▸ **Goal**
Extract all lines that hold the string "SDTVAR".

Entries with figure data
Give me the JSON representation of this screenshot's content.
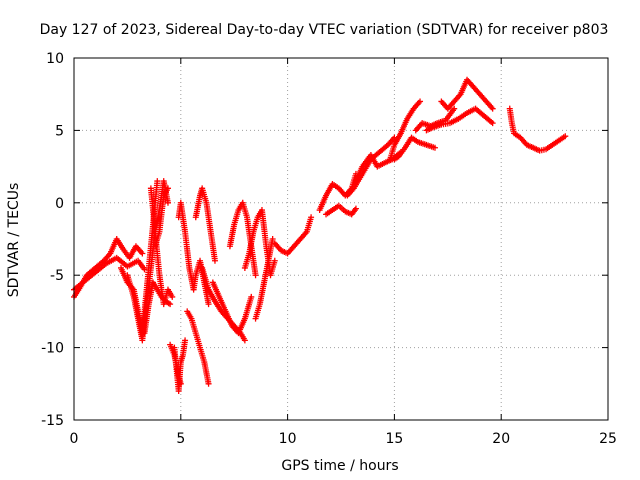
{
  "chart_data": {
    "type": "scatter",
    "title": "Day 127 of 2023, Sidereal Day-to-day VTEC variation (SDTVAR) for receiver p803",
    "xlabel": "GPS time / hours",
    "ylabel": "SDTVAR / TECUs",
    "xlim": [
      0,
      25
    ],
    "ylim": [
      -15,
      10
    ],
    "xticks": [
      "0",
      "5",
      "10",
      "15",
      "20",
      "25"
    ],
    "yticks": [
      "-15",
      "-10",
      "-5",
      "0",
      "5",
      "10"
    ],
    "grid": true,
    "marker": "+",
    "color": "#ff0000",
    "tracks": [
      {
        "x": [
          0.0,
          0.3,
          0.6,
          1.0,
          1.4,
          1.7,
          2.0,
          2.3,
          2.6,
          2.9,
          3.2
        ],
        "y": [
          -6.5,
          -5.8,
          -5.0,
          -4.5,
          -4.0,
          -3.5,
          -2.5,
          -3.2,
          -3.8,
          -3.0,
          -3.5
        ]
      },
      {
        "x": [
          0.0,
          0.5,
          1.0,
          1.5,
          2.0,
          2.5,
          3.0,
          3.3
        ],
        "y": [
          -6.0,
          -5.4,
          -4.8,
          -4.2,
          -3.8,
          -4.4,
          -4.0,
          -4.6
        ]
      },
      {
        "x": [
          2.2,
          2.5,
          2.8,
          3.0,
          3.2,
          3.4,
          3.6,
          3.8,
          3.9
        ],
        "y": [
          -4.5,
          -5.5,
          -6.0,
          -7.5,
          -9.0,
          -6.0,
          -3.0,
          0.0,
          1.5
        ]
      },
      {
        "x": [
          2.5,
          2.8,
          3.0,
          3.2,
          3.4,
          3.6,
          3.8,
          4.0,
          4.2,
          4.4
        ],
        "y": [
          -5.0,
          -6.5,
          -8.0,
          -9.5,
          -7.0,
          -4.5,
          -2.0,
          -0.5,
          1.5,
          0.0
        ]
      },
      {
        "x": [
          3.3,
          3.5,
          3.7,
          3.9,
          4.1,
          4.3,
          4.5
        ],
        "y": [
          -9.0,
          -7.0,
          -5.5,
          -6.0,
          -6.5,
          -6.8,
          -7.0
        ]
      },
      {
        "x": [
          3.6,
          3.8,
          4.0,
          4.2,
          4.4,
          4.6
        ],
        "y": [
          1.0,
          -2.0,
          -5.0,
          -7.0,
          -6.0,
          -6.5
        ]
      },
      {
        "x": [
          3.8,
          4.0,
          4.2,
          4.4
        ],
        "y": [
          -3.0,
          -2.0,
          0.5,
          1.0
        ]
      },
      {
        "x": [
          4.7,
          4.8,
          4.9,
          5.0,
          5.1,
          5.2
        ],
        "y": [
          -10.0,
          -11.5,
          -13.0,
          -11.0,
          -10.5,
          -9.5
        ]
      },
      {
        "x": [
          4.5,
          4.7,
          4.9,
          5.0
        ],
        "y": [
          -9.8,
          -10.5,
          -12.0,
          -12.5
        ]
      },
      {
        "x": [
          4.9,
          5.0,
          5.2,
          5.4,
          5.6,
          5.7,
          5.9,
          6.1,
          6.3
        ],
        "y": [
          -1.0,
          0.0,
          -2.0,
          -4.5,
          -6.0,
          -5.0,
          -4.0,
          -5.5,
          -7.0
        ]
      },
      {
        "x": [
          5.3,
          5.5,
          5.7,
          5.9,
          6.1,
          6.3
        ],
        "y": [
          -7.5,
          -8.0,
          -9.0,
          -10.0,
          -11.0,
          -12.5
        ]
      },
      {
        "x": [
          5.7,
          5.9,
          6.0,
          6.2,
          6.4,
          6.6
        ],
        "y": [
          -1.0,
          0.5,
          1.0,
          0.0,
          -2.0,
          -4.0
        ]
      },
      {
        "x": [
          6.0,
          6.3,
          6.6,
          6.9,
          7.2,
          7.5,
          7.8,
          8.0
        ],
        "y": [
          -4.5,
          -6.0,
          -6.8,
          -7.5,
          -8.0,
          -8.5,
          -9.0,
          -9.5
        ]
      },
      {
        "x": [
          6.5,
          6.8,
          7.1,
          7.4,
          7.7,
          8.0,
          8.3
        ],
        "y": [
          -5.5,
          -6.5,
          -7.5,
          -8.5,
          -9.0,
          -8.0,
          -6.5
        ]
      },
      {
        "x": [
          7.3,
          7.5,
          7.7,
          7.9,
          8.1,
          8.3,
          8.5
        ],
        "y": [
          -3.0,
          -1.5,
          -0.5,
          0.0,
          -1.0,
          -3.0,
          -5.0
        ]
      },
      {
        "x": [
          8.0,
          8.2,
          8.4,
          8.6,
          8.8,
          9.0,
          9.2,
          9.4
        ],
        "y": [
          -4.5,
          -3.5,
          -2.0,
          -1.0,
          -0.5,
          -3.0,
          -5.0,
          -4.0
        ]
      },
      {
        "x": [
          8.5,
          8.7,
          8.9,
          9.1,
          9.3
        ],
        "y": [
          -8.0,
          -7.0,
          -5.5,
          -4.0,
          -2.5
        ]
      },
      {
        "x": [
          9.4,
          9.7,
          10.0,
          10.3,
          10.6,
          10.9,
          11.1
        ],
        "y": [
          -2.8,
          -3.3,
          -3.5,
          -3.0,
          -2.5,
          -2.0,
          -1.0
        ]
      },
      {
        "x": [
          11.5,
          11.8,
          12.1,
          12.4,
          12.7,
          13.0,
          13.2
        ],
        "y": [
          -0.5,
          0.5,
          1.3,
          1.0,
          0.5,
          1.0,
          2.0
        ]
      },
      {
        "x": [
          11.8,
          12.1,
          12.4,
          12.7,
          13.0,
          13.2
        ],
        "y": [
          -0.8,
          -0.5,
          -0.2,
          -0.6,
          -0.8,
          -0.4
        ]
      },
      {
        "x": [
          12.8,
          13.1,
          13.5,
          13.9,
          14.3,
          14.7,
          15.0
        ],
        "y": [
          0.5,
          1.0,
          2.0,
          3.0,
          3.5,
          4.0,
          4.5
        ]
      },
      {
        "x": [
          13.2,
          13.5,
          13.9,
          14.2,
          14.6,
          14.9,
          15.3
        ],
        "y": [
          1.5,
          2.5,
          3.3,
          2.5,
          2.8,
          3.0,
          3.5
        ]
      },
      {
        "x": [
          14.8,
          15.0,
          15.3,
          15.6,
          15.9,
          16.2
        ],
        "y": [
          3.0,
          4.0,
          4.8,
          5.8,
          6.5,
          7.0
        ]
      },
      {
        "x": [
          15.0,
          15.2,
          15.5,
          15.8,
          16.1,
          16.5,
          16.9
        ],
        "y": [
          3.0,
          3.2,
          3.8,
          4.5,
          4.2,
          4.0,
          3.8
        ]
      },
      {
        "x": [
          16.0,
          16.3,
          16.7,
          17.0,
          17.4,
          17.8
        ],
        "y": [
          5.0,
          5.5,
          5.3,
          5.5,
          5.7,
          6.5
        ]
      },
      {
        "x": [
          16.5,
          16.8,
          17.2,
          17.6,
          18.0,
          18.4,
          18.8,
          19.2,
          19.6
        ],
        "y": [
          5.0,
          5.2,
          5.4,
          5.5,
          5.8,
          6.2,
          6.5,
          6.0,
          5.5
        ]
      },
      {
        "x": [
          17.2,
          17.5,
          17.8,
          18.1,
          18.4,
          18.7,
          19.0,
          19.3,
          19.6
        ],
        "y": [
          7.0,
          6.5,
          7.0,
          7.5,
          8.5,
          8.0,
          7.5,
          7.0,
          6.5
        ]
      },
      {
        "x": [
          20.4,
          20.5,
          20.6,
          20.9,
          21.2,
          21.5,
          21.8,
          22.1,
          22.4,
          22.7,
          23.0
        ],
        "y": [
          6.5,
          5.5,
          4.8,
          4.5,
          4.0,
          3.8,
          3.6,
          3.7,
          4.0,
          4.3,
          4.6
        ]
      }
    ]
  }
}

▸ **Solution to this task**
    "title": "Day 127 of 2023, Sidereal Day-to-day VTEC variation (SDTVAR) for receiver p803",
    "ylabel": "SDTVAR / TECUs",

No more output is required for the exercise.